[Records contained in a dataset]
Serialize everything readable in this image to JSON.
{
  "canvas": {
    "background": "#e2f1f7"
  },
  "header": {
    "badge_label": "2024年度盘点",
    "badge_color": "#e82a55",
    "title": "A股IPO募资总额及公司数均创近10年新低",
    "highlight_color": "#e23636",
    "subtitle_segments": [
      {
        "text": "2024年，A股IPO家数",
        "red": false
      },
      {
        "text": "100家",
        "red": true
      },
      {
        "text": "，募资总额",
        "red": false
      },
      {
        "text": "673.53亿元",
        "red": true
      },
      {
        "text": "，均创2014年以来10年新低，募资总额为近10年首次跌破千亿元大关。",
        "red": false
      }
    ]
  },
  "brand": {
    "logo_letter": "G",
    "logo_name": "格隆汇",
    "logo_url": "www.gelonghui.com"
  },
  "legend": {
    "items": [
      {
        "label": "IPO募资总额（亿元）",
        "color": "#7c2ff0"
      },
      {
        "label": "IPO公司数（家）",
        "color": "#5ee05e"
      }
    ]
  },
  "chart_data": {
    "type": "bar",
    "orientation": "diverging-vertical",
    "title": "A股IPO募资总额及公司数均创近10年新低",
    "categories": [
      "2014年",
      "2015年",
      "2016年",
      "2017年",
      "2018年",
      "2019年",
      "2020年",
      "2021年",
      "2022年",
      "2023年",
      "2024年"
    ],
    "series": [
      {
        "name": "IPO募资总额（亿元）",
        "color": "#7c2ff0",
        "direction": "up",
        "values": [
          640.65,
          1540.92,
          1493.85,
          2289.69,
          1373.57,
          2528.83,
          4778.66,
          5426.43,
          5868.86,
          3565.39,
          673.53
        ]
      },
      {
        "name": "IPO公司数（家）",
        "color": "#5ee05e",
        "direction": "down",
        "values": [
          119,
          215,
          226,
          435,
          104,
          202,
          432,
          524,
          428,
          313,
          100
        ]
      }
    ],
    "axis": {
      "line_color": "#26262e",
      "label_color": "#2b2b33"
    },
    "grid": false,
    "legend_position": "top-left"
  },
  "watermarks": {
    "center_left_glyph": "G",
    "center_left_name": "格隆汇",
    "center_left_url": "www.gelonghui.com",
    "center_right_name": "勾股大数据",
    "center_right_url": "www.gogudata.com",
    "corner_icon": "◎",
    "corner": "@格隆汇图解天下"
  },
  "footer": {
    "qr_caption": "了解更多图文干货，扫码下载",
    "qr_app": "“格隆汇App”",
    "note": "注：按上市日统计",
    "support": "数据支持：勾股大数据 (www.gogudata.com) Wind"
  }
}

Stated exercise: Repeat all of the entries exactly.

Response:
Serialize everything readable in this image to JSON.
{
  "canvas": {
    "background": "#e2f1f7"
  },
  "header": {
    "badge_label": "2024年度盘点",
    "badge_color": "#e82a55",
    "title": "A股IPO募资总额及公司数均创近10年新低",
    "highlight_color": "#e23636",
    "subtitle_segments": [
      {
        "text": "2024年，A股IPO家数",
        "red": false
      },
      {
        "text": "100家",
        "red": true
      },
      {
        "text": "，募资总额",
        "red": false
      },
      {
        "text": "673.53亿元",
        "red": true
      },
      {
        "text": "，均创2014年以来10年新低，募资总额为近10年首次跌破千亿元大关。",
        "red": false
      }
    ]
  },
  "brand": {
    "logo_letter": "G",
    "logo_name": "格隆汇",
    "logo_url": "www.gelonghui.com"
  },
  "legend": {
    "items": [
      {
        "label": "IPO募资总额（亿元）",
        "color": "#7c2ff0"
      },
      {
        "label": "IPO公司数（家）",
        "color": "#5ee05e"
      }
    ]
  },
  "chart_data": {
    "type": "bar",
    "orientation": "diverging-vertical",
    "title": "A股IPO募资总额及公司数均创近10年新低",
    "categories": [
      "2014年",
      "2015年",
      "2016年",
      "2017年",
      "2018年",
      "2019年",
      "2020年",
      "2021年",
      "2022年",
      "2023年",
      "2024年"
    ],
    "series": [
      {
        "name": "IPO募资总额（亿元）",
        "color": "#7c2ff0",
        "direction": "up",
        "values": [
          640.65,
          1540.92,
          1493.85,
          2289.69,
          1373.57,
          2528.83,
          4778.66,
          5426.43,
          5868.86,
          3565.39,
          673.53
        ]
      },
      {
        "name": "IPO公司数（家）",
        "color": "#5ee05e",
        "direction": "down",
        "values": [
          119,
          215,
          226,
          435,
          104,
          202,
          432,
          524,
          428,
          313,
          100
        ]
      }
    ],
    "axis": {
      "line_color": "#26262e",
      "label_color": "#2b2b33"
    },
    "grid": false,
    "legend_position": "top-left"
  },
  "watermarks": {
    "center_left_glyph": "G",
    "center_left_name": "格隆汇",
    "center_left_url": "www.gelonghui.com",
    "center_right_name": "勾股大数据",
    "center_right_url": "www.gogudata.com",
    "corner_icon": "◎",
    "corner": "@格隆汇图解天下"
  },
  "footer": {
    "qr_caption": "了解更多图文干货，扫码下载",
    "qr_app": "“格隆汇App”",
    "note": "注：按上市日统计",
    "support": "数据支持：勾股大数据 (www.gogudata.com) Wind"
  }
}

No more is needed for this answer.